# Given problem
Report how many lines of these entries hold the string "United"; reply with the number alone.

◇ ◇ ◇ ◇

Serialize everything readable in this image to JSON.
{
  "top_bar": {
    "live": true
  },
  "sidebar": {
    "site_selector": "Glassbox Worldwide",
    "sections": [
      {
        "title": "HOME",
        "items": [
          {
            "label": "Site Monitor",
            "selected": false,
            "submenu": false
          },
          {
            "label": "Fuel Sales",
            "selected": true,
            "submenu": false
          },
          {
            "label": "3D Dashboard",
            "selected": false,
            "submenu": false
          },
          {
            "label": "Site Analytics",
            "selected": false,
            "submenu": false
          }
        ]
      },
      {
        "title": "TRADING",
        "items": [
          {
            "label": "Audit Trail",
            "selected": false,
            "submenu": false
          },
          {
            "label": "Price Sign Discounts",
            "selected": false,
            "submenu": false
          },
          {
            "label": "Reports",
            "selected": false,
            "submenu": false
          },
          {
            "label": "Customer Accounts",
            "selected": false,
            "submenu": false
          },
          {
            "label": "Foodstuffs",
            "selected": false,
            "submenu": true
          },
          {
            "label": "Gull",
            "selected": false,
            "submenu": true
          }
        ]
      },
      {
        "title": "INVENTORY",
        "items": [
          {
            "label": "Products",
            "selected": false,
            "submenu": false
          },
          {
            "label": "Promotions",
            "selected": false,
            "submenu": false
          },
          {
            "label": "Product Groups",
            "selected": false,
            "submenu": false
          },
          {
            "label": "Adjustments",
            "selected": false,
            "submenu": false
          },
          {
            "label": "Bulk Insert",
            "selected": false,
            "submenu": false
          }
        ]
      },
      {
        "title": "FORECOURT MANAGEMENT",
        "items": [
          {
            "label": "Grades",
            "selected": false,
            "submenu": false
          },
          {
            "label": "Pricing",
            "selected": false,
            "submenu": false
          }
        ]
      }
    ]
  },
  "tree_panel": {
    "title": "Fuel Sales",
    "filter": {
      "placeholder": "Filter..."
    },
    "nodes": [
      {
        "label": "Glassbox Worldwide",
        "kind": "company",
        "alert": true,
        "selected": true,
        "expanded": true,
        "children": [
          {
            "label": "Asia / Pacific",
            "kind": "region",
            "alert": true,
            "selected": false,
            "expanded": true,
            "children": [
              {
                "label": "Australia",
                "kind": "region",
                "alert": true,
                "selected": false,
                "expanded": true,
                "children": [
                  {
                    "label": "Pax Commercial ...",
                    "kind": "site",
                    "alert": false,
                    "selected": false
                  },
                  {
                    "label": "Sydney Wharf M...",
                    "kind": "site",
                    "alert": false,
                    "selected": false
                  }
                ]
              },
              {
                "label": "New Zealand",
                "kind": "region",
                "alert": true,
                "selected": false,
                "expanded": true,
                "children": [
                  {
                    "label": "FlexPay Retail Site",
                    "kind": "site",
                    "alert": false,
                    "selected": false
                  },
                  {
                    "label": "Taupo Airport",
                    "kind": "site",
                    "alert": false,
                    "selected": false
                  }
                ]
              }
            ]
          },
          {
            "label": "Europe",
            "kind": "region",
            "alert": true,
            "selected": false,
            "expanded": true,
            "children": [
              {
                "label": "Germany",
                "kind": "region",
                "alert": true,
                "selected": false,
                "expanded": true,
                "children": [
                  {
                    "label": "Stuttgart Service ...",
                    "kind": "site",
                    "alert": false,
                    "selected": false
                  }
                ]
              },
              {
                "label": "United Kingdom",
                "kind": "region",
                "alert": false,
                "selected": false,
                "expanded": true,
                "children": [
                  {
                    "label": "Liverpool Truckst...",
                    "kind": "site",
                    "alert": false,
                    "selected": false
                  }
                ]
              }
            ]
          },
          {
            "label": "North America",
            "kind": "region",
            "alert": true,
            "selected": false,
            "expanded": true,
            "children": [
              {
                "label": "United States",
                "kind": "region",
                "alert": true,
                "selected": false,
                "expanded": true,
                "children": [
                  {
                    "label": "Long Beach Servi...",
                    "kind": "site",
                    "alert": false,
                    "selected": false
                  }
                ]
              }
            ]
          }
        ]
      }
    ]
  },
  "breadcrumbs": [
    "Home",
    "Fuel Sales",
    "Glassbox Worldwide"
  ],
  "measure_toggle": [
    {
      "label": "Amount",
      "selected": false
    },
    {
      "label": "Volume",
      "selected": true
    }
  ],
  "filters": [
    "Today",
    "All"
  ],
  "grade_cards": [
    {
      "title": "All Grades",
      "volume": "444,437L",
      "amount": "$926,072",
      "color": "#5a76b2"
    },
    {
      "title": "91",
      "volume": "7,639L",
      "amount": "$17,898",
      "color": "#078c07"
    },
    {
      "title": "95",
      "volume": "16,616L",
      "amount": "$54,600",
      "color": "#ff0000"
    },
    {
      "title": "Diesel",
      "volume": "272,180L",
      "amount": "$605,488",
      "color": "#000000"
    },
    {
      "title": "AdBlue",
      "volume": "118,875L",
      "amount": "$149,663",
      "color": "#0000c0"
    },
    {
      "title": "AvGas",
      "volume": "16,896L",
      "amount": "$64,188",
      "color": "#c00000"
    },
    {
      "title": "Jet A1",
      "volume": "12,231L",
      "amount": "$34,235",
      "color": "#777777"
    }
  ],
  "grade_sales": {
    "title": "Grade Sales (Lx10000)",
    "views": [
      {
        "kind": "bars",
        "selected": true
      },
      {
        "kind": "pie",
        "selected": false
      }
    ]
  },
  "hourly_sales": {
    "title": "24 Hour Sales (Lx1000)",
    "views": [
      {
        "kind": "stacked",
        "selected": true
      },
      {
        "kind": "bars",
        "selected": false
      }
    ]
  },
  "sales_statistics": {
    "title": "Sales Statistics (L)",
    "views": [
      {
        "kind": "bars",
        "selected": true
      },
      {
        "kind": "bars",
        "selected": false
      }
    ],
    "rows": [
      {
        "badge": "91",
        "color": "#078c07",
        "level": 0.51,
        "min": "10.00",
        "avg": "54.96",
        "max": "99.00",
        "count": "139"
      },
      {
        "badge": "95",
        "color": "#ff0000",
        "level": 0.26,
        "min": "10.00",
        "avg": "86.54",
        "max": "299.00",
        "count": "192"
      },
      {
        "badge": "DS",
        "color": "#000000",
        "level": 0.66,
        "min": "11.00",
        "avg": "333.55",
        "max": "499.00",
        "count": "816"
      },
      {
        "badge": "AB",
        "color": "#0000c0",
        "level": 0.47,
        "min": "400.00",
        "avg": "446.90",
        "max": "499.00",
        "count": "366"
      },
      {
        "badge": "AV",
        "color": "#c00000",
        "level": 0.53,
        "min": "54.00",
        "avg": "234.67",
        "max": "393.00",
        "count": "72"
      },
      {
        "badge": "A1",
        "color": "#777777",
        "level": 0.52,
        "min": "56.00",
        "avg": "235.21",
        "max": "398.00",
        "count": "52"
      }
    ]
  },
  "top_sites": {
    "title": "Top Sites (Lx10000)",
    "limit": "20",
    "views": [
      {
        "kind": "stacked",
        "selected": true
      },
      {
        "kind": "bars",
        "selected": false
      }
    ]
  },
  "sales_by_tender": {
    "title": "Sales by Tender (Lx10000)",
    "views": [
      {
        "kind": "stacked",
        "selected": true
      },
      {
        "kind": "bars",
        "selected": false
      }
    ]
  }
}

◇ ◇ ◇ ◇

# Task answer
2